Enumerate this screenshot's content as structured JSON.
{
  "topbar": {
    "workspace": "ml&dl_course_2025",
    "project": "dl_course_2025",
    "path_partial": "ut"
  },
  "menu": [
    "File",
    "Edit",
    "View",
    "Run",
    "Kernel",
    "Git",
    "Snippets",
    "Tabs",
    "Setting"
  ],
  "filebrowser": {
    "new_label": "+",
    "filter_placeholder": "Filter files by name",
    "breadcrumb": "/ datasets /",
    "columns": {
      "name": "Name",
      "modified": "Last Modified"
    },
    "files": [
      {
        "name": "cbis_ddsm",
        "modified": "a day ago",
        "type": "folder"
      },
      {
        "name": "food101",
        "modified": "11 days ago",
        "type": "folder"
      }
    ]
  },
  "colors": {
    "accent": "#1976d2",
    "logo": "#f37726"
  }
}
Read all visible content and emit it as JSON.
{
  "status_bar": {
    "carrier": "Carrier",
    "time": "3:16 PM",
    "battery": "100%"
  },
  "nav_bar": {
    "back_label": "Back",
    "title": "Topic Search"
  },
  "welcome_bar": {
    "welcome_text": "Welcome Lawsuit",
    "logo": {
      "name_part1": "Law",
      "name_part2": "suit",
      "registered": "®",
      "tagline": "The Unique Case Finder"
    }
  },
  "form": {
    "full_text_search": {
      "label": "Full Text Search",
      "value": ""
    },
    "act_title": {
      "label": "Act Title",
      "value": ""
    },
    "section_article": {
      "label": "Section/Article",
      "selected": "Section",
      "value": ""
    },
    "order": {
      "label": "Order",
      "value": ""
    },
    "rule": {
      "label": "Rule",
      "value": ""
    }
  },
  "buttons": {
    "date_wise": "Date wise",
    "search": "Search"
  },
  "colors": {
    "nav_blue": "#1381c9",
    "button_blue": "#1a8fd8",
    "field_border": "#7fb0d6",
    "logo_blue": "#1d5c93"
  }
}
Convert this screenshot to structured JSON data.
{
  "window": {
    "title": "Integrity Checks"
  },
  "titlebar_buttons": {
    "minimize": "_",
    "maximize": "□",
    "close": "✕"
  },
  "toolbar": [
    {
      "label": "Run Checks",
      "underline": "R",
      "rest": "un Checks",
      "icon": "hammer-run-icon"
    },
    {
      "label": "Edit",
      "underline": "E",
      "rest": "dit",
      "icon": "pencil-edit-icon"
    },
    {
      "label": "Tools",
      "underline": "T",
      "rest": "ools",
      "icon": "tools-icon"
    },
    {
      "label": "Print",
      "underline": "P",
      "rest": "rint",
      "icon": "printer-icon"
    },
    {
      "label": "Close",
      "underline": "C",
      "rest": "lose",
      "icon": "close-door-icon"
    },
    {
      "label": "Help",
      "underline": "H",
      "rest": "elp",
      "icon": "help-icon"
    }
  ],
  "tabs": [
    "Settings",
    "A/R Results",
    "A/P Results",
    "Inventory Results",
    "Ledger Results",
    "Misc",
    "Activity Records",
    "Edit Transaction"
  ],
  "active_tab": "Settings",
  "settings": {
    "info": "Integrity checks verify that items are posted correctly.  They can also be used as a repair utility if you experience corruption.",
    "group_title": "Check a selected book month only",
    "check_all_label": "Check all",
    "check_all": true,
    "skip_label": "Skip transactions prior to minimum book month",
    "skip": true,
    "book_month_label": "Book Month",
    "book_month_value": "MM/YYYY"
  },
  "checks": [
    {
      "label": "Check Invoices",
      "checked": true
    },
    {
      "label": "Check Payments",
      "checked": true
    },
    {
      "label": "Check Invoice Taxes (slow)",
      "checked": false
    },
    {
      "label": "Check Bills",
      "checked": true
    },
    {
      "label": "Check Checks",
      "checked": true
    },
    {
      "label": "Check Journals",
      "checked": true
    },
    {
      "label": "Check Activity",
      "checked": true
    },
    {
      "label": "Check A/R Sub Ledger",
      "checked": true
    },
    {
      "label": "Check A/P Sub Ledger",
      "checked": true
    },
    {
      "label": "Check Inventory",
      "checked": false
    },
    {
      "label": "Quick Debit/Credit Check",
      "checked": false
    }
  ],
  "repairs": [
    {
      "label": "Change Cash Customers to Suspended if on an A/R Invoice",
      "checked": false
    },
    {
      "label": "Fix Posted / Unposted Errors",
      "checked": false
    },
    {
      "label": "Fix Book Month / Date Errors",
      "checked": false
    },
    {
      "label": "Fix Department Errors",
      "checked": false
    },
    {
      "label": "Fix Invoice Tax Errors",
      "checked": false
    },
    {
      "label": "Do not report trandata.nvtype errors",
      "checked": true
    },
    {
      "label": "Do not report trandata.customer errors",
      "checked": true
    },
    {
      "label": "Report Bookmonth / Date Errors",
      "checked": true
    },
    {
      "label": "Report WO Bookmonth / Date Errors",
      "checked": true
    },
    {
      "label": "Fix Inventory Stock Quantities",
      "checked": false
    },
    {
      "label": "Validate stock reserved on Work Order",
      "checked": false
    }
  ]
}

== WORK TO DO ==
Set down the listing above in full, please, exactly as it appears.

== COMPLETED TASK ==
Enumerate this screenshot's content as structured JSON.
{
  "topbar": {
    "workspace": "ml&dl_course_2025",
    "project": "dl_course_2025",
    "path_partial": "ut"
  },
  "menu": [
    "File",
    "Edit",
    "View",
    "Run",
    "Kernel",
    "Git",
    "Snippets",
    "Tabs",
    "Setting"
  ],
  "filebrowser": {
    "new_label": "+",
    "filter_placeholder": "Filter files by name",
    "breadcrumb": "/ datasets /",
    "columns": {
      "name": "Name",
      "modified": "Last Modified"
    },
    "files": [
      {
        "name": "cbis_ddsm",
        "modified": "a day ago",
        "type": "folder"
      },
      {
        "name": "food101",
        "modified": "11 days ago",
        "type": "folder"
      }
    ]
  },
  "colors": {
    "accent": "#1976d2",
    "logo": "#f37726"
  }
}
Read all visible content and emit it as JSON.
{
  "status_bar": {
    "carrier": "Carrier",
    "time": "3:16 PM",
    "battery": "100%"
  },
  "nav_bar": {
    "back_label": "Back",
    "title": "Topic Search"
  },
  "welcome_bar": {
    "welcome_text": "Welcome Lawsuit",
    "logo": {
      "name_part1": "Law",
      "name_part2": "suit",
      "registered": "®",
      "tagline": "The Unique Case Finder"
    }
  },
  "form": {
    "full_text_search": {
      "label": "Full Text Search",
      "value": ""
    },
    "act_title": {
      "label": "Act Title",
      "value": ""
    },
    "section_article": {
      "label": "Section/Article",
      "selected": "Section",
      "value": ""
    },
    "order": {
      "label": "Order",
      "value": ""
    },
    "rule": {
      "label": "Rule",
      "value": ""
    }
  },
  "buttons": {
    "date_wise": "Date wise",
    "search": "Search"
  },
  "colors": {
    "nav_blue": "#1381c9",
    "button_blue": "#1a8fd8",
    "field_border": "#7fb0d6",
    "logo_blue": "#1d5c93"
  }
}
Convert this screenshot to structured JSON data.
{
  "window": {
    "title": "Integrity Checks"
  },
  "titlebar_buttons": {
    "minimize": "_",
    "maximize": "□",
    "close": "✕"
  },
  "toolbar": [
    {
      "label": "Run Checks",
      "underline": "R",
      "rest": "un Checks",
      "icon": "hammer-run-icon"
    },
    {
      "label": "Edit",
      "underline": "E",
      "rest": "dit",
      "icon": "pencil-edit-icon"
    },
    {
      "label": "Tools",
      "underline": "T",
      "rest": "ools",
      "icon": "tools-icon"
    },
    {
      "label": "Print",
      "underline": "P",
      "rest": "rint",
      "icon": "printer-icon"
    },
    {
      "label": "Close",
      "underline": "C",
      "rest": "lose",
      "icon": "close-door-icon"
    },
    {
      "label": "Help",
      "underline": "H",
      "rest": "elp",
      "icon": "help-icon"
    }
  ],
  "tabs": [
    "Settings",
    "A/R Results",
    "A/P Results",
    "Inventory Results",
    "Ledger Results",
    "Misc",
    "Activity Records",
    "Edit Transaction"
  ],
  "active_tab": "Settings",
  "settings": {
    "info": "Integrity checks verify that items are posted correctly.  They can also be used as a repair utility if you experience corruption.",
    "group_title": "Check a selected book month only",
    "check_all_label": "Check all",
    "check_all": true,
    "skip_label": "Skip transactions prior to minimum book month",
    "skip": true,
    "book_month_label": "Book Month",
    "book_month_value": "MM/YYYY"
  },
  "checks": [
    {
      "label": "Check Invoices",
      "checked": true
    },
    {
      "label": "Check Payments",
      "checked": true
    },
    {
      "label": "Check Invoice Taxes (slow)",
      "checked": false
    },
    {
      "label": "Check Bills",
      "checked": true
    },
    {
      "label": "Check Checks",
      "checked": true
    },
    {
      "label": "Check Journals",
      "checked": true
    },
    {
      "label": "Check Activity",
      "checked": true
    },
    {
      "label": "Check A/R Sub Ledger",
      "checked": true
    },
    {
      "label": "Check A/P Sub Ledger",
      "checked": true
    },
    {
      "label": "Check Inventory",
      "checked": false
    },
    {
      "label": "Quick Debit/Credit Check",
      "checked": false
    }
  ],
  "repairs": [
    {
      "label": "Change Cash Customers to Suspended if on an A/R Invoice",
      "checked": false
    },
    {
      "label": "Fix Posted / Unposted Errors",
      "checked": false
    },
    {
      "label": "Fix Book Month / Date Errors",
      "checked": false
    },
    {
      "label": "Fix Department Errors",
      "checked": false
    },
    {
      "label": "Fix Invoice Tax Errors",
      "checked": false
    },
    {
      "label": "Do not report trandata.nvtype errors",
      "checked": true
    },
    {
      "label": "Do not report trandata.customer errors",
      "checked": true
    },
    {
      "label": "Report Bookmonth / Date Errors",
      "checked": true
    },
    {
      "label": "Report WO Bookmonth / Date Errors",
      "checked": true
    },
    {
      "label": "Fix Inventory Stock Quantities",
      "checked": false
    },
    {
      "label": "Validate stock reserved on Work Order",
      "checked": false
    }
  ]
}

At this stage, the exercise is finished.